## What you are asked to do
Set out each line from the following listing that includes the word "officials".

## Supplied information
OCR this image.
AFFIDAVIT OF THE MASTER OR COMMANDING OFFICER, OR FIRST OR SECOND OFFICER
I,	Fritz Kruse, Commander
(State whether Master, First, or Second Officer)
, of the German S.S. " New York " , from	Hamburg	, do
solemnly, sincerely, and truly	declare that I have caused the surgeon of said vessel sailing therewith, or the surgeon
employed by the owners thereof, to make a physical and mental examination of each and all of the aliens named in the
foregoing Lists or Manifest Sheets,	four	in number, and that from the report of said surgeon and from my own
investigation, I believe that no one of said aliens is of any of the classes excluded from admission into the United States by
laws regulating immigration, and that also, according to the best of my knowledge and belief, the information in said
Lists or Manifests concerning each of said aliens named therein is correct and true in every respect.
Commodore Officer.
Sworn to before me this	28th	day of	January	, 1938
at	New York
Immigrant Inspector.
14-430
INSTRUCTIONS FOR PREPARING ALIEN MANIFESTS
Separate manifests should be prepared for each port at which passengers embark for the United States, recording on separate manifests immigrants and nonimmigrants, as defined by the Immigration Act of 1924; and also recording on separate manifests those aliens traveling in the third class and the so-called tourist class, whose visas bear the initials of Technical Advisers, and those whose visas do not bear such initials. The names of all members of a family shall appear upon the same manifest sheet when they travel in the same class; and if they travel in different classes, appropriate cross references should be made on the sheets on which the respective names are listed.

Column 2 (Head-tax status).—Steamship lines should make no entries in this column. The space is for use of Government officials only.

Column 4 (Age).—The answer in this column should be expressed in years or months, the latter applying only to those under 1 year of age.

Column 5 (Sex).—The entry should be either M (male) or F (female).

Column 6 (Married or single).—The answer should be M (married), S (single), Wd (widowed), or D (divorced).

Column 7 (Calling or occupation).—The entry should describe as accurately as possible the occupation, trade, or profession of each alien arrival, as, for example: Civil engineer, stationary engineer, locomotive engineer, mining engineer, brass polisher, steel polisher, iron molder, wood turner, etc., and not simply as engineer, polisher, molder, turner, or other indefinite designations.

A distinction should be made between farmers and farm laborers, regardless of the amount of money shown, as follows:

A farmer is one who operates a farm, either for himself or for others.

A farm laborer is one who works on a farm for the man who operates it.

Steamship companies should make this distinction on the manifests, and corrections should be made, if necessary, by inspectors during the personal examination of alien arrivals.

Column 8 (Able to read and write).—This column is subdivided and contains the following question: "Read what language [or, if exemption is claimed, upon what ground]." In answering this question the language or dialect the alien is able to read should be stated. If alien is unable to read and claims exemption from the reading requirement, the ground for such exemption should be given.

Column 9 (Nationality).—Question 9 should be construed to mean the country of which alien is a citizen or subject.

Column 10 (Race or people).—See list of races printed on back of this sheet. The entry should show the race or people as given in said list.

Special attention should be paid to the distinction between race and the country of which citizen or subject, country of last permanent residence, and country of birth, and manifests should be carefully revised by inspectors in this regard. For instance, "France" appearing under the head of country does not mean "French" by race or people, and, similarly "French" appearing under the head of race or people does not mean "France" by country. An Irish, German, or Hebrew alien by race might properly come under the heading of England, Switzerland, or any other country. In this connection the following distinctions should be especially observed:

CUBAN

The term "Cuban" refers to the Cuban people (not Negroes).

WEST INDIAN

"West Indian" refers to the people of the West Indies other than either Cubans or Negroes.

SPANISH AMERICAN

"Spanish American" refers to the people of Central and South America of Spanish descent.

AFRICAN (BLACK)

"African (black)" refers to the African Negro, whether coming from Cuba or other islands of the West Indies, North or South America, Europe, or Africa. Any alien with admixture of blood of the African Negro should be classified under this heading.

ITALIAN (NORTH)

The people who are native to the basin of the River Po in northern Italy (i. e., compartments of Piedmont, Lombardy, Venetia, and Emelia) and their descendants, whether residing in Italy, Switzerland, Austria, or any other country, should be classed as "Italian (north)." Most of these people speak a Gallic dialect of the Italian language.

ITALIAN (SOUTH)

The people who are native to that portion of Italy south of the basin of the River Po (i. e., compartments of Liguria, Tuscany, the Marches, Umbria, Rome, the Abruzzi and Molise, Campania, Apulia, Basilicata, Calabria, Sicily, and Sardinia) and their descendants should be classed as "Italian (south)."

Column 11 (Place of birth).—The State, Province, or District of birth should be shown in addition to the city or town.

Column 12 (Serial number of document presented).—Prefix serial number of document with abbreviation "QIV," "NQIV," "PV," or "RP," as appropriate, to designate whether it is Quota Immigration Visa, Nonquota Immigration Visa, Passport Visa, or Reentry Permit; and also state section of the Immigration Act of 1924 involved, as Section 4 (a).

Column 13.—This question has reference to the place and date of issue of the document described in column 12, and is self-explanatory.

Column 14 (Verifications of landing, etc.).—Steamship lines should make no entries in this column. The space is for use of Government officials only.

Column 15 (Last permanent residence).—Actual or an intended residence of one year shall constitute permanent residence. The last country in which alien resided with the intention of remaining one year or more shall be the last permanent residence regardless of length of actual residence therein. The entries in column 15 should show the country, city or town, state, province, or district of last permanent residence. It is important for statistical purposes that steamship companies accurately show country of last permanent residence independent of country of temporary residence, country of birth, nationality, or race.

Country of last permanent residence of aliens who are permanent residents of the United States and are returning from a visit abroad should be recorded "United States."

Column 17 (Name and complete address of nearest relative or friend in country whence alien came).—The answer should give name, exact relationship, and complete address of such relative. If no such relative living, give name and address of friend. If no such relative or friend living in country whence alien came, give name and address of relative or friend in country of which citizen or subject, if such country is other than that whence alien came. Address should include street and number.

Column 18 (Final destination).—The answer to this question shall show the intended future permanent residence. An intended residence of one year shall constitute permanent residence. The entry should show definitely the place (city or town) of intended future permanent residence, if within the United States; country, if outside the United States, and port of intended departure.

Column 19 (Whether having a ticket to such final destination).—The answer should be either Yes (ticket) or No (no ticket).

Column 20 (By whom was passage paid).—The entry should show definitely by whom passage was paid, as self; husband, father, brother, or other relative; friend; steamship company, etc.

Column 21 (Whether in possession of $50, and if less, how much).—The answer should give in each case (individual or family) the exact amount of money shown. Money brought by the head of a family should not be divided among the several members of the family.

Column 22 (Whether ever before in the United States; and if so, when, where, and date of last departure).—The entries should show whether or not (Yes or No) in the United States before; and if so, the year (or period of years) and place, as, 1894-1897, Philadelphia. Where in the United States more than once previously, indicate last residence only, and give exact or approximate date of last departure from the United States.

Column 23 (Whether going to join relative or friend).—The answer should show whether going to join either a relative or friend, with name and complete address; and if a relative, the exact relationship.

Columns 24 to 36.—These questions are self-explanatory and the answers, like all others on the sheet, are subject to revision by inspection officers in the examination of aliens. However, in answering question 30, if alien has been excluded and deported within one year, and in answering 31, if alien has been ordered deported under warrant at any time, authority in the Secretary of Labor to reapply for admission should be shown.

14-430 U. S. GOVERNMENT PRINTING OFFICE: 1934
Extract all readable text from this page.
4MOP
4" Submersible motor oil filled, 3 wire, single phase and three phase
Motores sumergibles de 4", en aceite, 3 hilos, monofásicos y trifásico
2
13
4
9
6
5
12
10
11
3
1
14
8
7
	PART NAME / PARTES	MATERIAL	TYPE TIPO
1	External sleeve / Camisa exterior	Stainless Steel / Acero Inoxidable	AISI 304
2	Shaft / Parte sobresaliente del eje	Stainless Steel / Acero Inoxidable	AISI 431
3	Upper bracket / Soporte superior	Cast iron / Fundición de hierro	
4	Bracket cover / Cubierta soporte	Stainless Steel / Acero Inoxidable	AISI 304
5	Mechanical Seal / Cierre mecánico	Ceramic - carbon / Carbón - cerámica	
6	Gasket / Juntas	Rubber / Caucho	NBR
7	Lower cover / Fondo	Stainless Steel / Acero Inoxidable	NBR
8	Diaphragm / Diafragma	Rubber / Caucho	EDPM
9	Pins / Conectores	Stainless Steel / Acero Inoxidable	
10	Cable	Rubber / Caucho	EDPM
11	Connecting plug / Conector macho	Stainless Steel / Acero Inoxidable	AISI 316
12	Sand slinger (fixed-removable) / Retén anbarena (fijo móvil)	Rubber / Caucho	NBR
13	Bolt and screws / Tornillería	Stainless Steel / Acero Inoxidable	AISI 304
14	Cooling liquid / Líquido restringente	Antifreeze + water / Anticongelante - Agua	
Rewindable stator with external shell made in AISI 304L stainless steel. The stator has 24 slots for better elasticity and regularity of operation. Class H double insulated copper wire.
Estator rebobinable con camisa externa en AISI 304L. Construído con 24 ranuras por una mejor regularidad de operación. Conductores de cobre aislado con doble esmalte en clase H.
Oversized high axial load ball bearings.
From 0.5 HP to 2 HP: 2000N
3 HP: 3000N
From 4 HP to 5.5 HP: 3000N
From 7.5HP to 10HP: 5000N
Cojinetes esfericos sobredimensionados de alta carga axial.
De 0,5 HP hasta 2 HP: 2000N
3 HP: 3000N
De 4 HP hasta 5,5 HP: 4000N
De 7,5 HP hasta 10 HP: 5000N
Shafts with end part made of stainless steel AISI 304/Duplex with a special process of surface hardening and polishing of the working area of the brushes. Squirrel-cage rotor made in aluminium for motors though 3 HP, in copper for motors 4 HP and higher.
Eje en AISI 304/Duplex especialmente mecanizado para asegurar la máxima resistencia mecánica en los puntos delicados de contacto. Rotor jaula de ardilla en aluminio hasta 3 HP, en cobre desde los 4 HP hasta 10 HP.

## Expected answer
Column 2 (Head-tax status).—Steamship lines should make no entries in this column. The space is for use of Government officials only.
Column 14 (Verifications of landing, etc.).—Steamship lines should make no entries in this column. The space is for use of Government officials only.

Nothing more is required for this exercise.